**PROBLEM SET:**
A) Drawing on the passage about the health reform law below, explain why hospitals would be hurt if the Supreme Court struck down the law's Medicaid expansion and its insurance requirement. Answer in one to three sentences.
B) In the passage about the health reform law below, how many states brought the legal challenge?

**PASSAGE TO READ:**
=== Section Start ===
That’s been a truism spoken quietly but consistently over the past two years as calls for repeal and a multi-state legal challenge have both taken aim to undo the Patient Protection and Affordable Care Act.

“Regardless of the outcome of the case, the forces that compelled the reform law in the first place are still in place—above-GDP cost growth, demographics,” Les Funtleyder, who manages a health care mutual fund for Miller Tabak & Co. in New York, wrote in a March 19 research note.

Health care spending has grown at roughly twice the rate of inflation for decades. And now that the eldest baby boomers are hitting their mid-60s, they will certainly drive spending even higher.

Employers and governments are crying “Uncle,” and the number of uninsured Americans has continued to climb.

The health reform law tries to deal with that rising spending by driving down the rates the federal Medicare program pays to doctors and hospitals and by changing the way those payments are made to make the hospitals more financially responsible for the health of their patients.

Those trends—lower reimbursements and more risk-bearing by hospitals—are bound to continue even without the law, said Ed Abel, a hospital accountant at Indianapolis-based Blue & Co.

“The law pushes it quicker, but what the law doesn’t do, private industry will,” he said.

Indeed, Funtleyder agreed that hospitals have the most to lose before the Supreme Court. The legal challenge, brought by 26 states, argues that the law’s expansion of Medicaid coverage (to an estimated 15 million more people) and its requirement that nearly all Americans buy health insurance (expected to add another 15 million customers), are both unconstitutional.

Losing out on those new customers will hurt hospitals and, to a lesser extent, pharmaceutical companies, which have built their business models on ever-rising consumption of health care.

“So in our view the innovators and cost controllers will do well under almost any scenario while the over utilizers will not,” Funtleyder added.

That means companies using information technology to make health care more efficient will likely see more investment and growing sales. Indianapolis-based WellPoint Inc., for example, has partnered with IBM to use its Watson supercomputer to recommend treatment options and diagnoses to doctors. WellPoint hopes it improves care and therefore saves money.

But WellPoint—and its peers and investors—are particularly concerned that the Supreme Court will decide to strike down part of the health reform law and leave other aspects in place.

In addition to the “individual mandate” that requires nearly all Americans to buy health insurance, the health reform law also requires insurers to accept any willing customer, regardless of that person’s health condition.
=== Section End ===
**DATA TO EXAMINE:**
=== Section Start ===
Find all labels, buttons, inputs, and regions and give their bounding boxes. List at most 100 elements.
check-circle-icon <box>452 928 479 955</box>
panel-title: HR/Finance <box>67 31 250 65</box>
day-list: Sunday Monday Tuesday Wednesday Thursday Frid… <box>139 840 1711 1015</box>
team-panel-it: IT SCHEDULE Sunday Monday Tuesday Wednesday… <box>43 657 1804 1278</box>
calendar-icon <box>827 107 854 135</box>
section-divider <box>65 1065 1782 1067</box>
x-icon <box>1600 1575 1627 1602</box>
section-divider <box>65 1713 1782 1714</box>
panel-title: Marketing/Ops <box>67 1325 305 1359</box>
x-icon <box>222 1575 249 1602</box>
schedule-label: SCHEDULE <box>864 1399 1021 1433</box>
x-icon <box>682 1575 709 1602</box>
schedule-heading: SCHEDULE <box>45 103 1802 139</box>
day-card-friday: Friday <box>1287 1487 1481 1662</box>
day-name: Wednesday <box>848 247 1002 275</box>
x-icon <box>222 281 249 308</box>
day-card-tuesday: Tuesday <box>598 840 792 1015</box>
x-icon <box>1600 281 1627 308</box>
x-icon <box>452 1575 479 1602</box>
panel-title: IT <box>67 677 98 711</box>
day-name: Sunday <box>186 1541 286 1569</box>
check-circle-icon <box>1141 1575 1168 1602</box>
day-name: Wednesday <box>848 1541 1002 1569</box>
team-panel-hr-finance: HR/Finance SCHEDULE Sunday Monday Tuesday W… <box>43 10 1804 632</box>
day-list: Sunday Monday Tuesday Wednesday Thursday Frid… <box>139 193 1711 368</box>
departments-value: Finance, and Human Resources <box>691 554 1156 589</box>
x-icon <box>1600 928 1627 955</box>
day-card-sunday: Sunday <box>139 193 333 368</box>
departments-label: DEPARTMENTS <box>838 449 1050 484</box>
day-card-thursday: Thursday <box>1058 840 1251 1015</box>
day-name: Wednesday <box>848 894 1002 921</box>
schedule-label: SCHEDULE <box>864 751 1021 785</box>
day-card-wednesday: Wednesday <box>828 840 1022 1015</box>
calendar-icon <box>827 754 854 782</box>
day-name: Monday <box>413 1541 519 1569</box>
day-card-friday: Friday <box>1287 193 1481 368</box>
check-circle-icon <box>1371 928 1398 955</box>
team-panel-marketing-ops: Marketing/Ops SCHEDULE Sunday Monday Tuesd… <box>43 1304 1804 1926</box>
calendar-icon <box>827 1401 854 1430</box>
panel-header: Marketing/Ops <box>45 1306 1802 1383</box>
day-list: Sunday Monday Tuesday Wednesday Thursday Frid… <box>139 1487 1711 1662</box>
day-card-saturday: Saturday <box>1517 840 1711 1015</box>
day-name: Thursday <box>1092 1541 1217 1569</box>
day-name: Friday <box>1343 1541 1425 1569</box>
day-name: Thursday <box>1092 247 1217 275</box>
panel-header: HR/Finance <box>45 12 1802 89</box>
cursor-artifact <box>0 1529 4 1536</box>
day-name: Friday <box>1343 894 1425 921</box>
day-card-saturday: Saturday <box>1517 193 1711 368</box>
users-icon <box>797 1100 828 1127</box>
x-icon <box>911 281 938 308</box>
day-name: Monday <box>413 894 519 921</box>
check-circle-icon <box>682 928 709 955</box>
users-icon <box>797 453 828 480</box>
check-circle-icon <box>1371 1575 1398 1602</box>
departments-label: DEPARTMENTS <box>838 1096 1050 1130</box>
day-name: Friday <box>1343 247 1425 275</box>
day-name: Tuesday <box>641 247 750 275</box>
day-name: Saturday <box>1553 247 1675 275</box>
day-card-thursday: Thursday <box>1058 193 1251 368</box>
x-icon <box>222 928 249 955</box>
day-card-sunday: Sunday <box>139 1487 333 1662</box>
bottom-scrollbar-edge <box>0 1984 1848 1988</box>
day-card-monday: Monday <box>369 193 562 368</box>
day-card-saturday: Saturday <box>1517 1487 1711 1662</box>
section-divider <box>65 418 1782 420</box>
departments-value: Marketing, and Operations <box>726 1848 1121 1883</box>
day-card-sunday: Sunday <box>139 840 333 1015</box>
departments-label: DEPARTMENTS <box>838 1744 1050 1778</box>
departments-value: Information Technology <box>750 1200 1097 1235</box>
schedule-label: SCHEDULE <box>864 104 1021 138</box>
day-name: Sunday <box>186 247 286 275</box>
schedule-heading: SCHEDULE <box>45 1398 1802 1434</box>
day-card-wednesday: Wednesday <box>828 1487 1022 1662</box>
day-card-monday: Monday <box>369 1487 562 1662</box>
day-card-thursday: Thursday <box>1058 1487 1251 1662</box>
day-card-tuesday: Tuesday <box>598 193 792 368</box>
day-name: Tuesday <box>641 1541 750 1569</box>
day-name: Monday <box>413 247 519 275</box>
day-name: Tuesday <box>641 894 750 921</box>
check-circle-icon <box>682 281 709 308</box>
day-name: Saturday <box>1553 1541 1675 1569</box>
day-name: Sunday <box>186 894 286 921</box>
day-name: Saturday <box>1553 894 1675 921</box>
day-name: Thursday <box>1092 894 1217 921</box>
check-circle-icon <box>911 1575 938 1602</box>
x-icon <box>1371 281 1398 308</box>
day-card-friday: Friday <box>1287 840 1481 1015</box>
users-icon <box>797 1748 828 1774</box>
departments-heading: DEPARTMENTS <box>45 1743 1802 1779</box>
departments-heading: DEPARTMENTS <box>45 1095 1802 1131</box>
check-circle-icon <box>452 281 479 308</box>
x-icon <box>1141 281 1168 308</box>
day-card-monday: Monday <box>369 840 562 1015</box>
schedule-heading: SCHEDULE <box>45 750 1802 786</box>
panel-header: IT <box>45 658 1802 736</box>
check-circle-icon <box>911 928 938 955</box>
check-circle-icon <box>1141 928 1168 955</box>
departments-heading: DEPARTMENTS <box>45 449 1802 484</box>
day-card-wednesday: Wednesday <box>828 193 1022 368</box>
=== Section End ===
**TASK-BY-TASK SOLUTIONS:**
A) Those two provisions are expected to bring in new customers: an estimated 15 million people through the Medicaid expansion and another 15 million through the insurance requirement. Hospitals have built their business models on ever-rising consumption of health care, so losing those customers would hurt them.

B) 26 states.